__Stored rows__
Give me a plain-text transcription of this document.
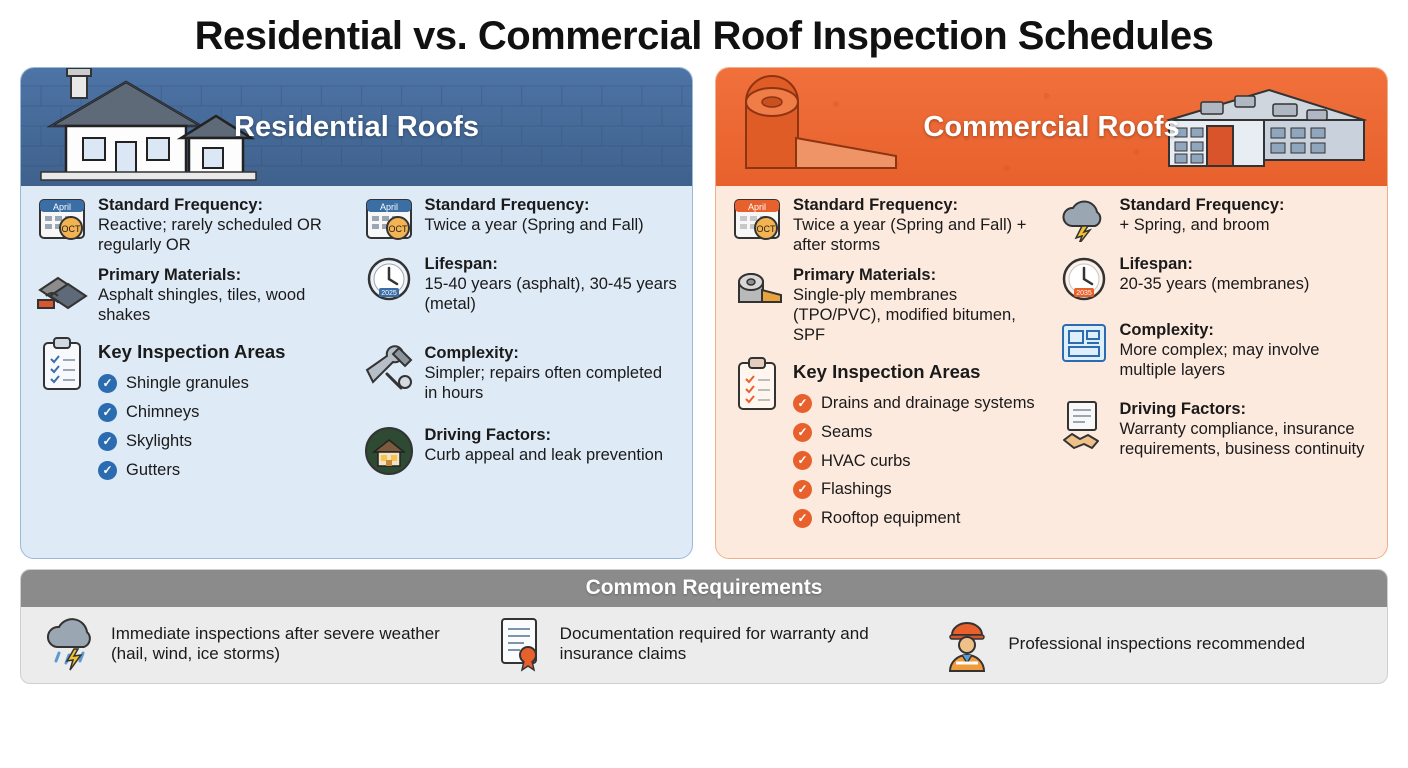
Residential vs. Commercial Roof Inspection Schedules
Residential Roofs
April
OCT
Standard Frequency:
Reactive; rarely scheduled OR regularly OR
Primary Materials:
Asphalt shingles, tiles, wood shakes
Key Inspection Areas
✓ Shingle granules
✓ Chimneys
✓ Skylights
✓ Gutters
April
OCT
Standard Frequency:
Twice a year (Spring and Fall)
2025
Lifespan:
15-40 years (asphalt), 30-45 years (metal)
Complexity:
Simpler; repairs often completed in hours
Driving Factors:
Curb appeal and leak prevention
Commercial Roofs
April
OCT
Standard Frequency:
Twice a year (Spring and Fall) + after storms
Primary Materials:
Single-ply membranes (TPO/PVC), modified bitumen, SPF
Key Inspection Areas
✓ Drains and drainage systems
✓ Seams
✓ HVAC curbs
✓ Flashings
✓ Rooftop equipment
Standard Frequency:
+ Spring, and broom
2035
Lifespan:
20-35 years (membranes)
Complexity:
More complex; may involve multiple layers
Driving Factors:
Warranty compliance, insurance requirements, business continuity
Common Requirements
Immediate inspections after severe weather (hail, wind, ice storms)
Documentation required for warranty and insurance claims
Professional inspections recommended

__Your task__
Can you repeat every record above exactly, apart from the pictures?

__Expected answer__
Give me a plain-text transcription of this document.
Residential vs. Commercial Roof Inspection Schedules
Residential Roofs
April
OCT
Standard Frequency:
Reactive; rarely scheduled OR regularly OR
Primary Materials:
Asphalt shingles, tiles, wood shakes
Key Inspection Areas
✓ Shingle granules
✓ Chimneys
✓ Skylights
✓ Gutters
April
OCT
Standard Frequency:
Twice a year (Spring and Fall)
2025
Lifespan:
15-40 years (asphalt), 30-45 years (metal)
Complexity:
Simpler; repairs often completed in hours
Driving Factors:
Curb appeal and leak prevention
Commercial Roofs
April
OCT
Standard Frequency:
Twice a year (Spring and Fall) + after storms
Primary Materials:
Single-ply membranes (TPO/PVC), modified bitumen, SPF
Key Inspection Areas
✓ Drains and drainage systems
✓ Seams
✓ HVAC curbs
✓ Flashings
✓ Rooftop equipment
Standard Frequency:
+ Spring, and broom
2035
Lifespan:
20-35 years (membranes)
Complexity:
More complex; may involve multiple layers
Driving Factors:
Warranty compliance, insurance requirements, business continuity
Common Requirements
Immediate inspections after severe weather (hail, wind, ice storms)
Documentation required for warranty and insurance claims
Professional inspections recommended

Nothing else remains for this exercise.